▶ _Directions for this task_
Your answer should be a single number: how many lines of the material below contain "samples".

▶ _Dataset records_
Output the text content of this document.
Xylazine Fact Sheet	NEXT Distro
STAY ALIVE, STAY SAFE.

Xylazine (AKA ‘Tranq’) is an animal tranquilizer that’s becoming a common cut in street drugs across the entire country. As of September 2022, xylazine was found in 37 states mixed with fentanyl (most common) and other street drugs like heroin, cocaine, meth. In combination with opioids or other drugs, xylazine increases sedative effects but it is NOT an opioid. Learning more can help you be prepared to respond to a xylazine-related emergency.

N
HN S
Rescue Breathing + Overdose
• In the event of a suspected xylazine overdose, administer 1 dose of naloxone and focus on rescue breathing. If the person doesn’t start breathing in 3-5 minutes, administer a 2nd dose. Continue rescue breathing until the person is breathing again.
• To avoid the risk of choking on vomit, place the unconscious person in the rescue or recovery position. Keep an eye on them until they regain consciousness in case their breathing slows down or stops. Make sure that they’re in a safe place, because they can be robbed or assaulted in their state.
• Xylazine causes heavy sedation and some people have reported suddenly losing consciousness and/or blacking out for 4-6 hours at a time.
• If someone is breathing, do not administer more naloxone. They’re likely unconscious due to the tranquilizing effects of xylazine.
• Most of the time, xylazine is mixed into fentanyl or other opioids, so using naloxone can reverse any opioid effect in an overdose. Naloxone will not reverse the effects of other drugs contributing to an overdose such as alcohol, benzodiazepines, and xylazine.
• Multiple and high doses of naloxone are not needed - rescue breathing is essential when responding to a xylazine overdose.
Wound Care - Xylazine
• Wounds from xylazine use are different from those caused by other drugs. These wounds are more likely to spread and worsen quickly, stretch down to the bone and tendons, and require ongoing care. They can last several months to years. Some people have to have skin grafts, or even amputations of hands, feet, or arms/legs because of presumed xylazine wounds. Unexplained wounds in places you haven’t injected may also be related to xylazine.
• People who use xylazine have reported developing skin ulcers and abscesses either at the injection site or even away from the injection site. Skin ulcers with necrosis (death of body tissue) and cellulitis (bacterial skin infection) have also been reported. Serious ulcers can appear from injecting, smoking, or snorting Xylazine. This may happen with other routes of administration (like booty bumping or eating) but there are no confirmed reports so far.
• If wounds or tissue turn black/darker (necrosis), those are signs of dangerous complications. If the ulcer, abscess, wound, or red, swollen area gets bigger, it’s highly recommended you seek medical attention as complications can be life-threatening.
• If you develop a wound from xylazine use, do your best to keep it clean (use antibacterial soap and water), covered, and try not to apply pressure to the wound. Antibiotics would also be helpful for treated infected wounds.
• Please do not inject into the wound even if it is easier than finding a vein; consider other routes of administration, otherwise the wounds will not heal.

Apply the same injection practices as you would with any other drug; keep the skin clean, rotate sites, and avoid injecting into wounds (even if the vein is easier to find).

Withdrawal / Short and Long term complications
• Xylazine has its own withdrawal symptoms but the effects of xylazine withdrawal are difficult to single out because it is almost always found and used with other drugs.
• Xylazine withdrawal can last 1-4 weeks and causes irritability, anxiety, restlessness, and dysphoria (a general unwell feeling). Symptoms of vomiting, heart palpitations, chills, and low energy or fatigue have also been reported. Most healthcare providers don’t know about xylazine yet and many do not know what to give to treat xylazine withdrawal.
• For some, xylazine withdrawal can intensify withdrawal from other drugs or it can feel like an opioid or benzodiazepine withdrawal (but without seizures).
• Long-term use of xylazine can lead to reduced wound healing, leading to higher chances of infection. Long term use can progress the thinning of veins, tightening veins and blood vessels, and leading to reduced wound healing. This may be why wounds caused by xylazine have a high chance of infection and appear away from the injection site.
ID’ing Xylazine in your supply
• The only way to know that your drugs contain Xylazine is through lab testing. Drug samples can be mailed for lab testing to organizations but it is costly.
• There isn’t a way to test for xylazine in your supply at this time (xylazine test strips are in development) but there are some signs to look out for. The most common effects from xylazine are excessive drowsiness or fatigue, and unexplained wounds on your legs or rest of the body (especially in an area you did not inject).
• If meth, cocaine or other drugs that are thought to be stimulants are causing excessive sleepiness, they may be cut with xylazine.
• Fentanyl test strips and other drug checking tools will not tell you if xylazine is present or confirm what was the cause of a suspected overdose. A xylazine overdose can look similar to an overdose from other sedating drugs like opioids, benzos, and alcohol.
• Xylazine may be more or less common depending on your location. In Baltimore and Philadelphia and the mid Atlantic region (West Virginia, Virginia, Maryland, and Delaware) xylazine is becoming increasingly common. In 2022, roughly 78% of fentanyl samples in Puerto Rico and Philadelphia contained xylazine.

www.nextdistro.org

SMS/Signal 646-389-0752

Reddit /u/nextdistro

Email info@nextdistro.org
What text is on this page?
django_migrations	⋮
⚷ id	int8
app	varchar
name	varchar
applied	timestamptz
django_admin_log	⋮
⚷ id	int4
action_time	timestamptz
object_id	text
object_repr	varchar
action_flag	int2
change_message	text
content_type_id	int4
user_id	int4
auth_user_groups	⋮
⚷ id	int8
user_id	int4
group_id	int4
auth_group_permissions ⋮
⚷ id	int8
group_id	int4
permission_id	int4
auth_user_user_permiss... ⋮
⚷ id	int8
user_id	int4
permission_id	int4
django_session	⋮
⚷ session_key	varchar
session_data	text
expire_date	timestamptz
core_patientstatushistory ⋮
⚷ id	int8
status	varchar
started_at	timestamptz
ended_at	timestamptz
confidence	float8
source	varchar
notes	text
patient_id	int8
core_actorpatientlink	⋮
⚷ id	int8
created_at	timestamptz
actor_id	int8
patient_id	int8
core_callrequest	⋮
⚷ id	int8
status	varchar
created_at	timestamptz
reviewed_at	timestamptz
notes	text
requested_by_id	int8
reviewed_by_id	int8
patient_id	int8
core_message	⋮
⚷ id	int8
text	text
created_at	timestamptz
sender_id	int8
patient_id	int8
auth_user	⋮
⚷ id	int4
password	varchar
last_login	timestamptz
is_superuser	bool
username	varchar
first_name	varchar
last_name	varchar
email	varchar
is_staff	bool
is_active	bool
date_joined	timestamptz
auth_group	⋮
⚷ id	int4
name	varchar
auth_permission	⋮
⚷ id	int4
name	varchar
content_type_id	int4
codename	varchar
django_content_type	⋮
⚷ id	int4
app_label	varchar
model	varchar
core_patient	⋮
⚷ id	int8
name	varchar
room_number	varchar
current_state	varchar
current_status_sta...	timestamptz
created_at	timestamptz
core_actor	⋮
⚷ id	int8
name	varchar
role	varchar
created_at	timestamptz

▶ _Reply_
2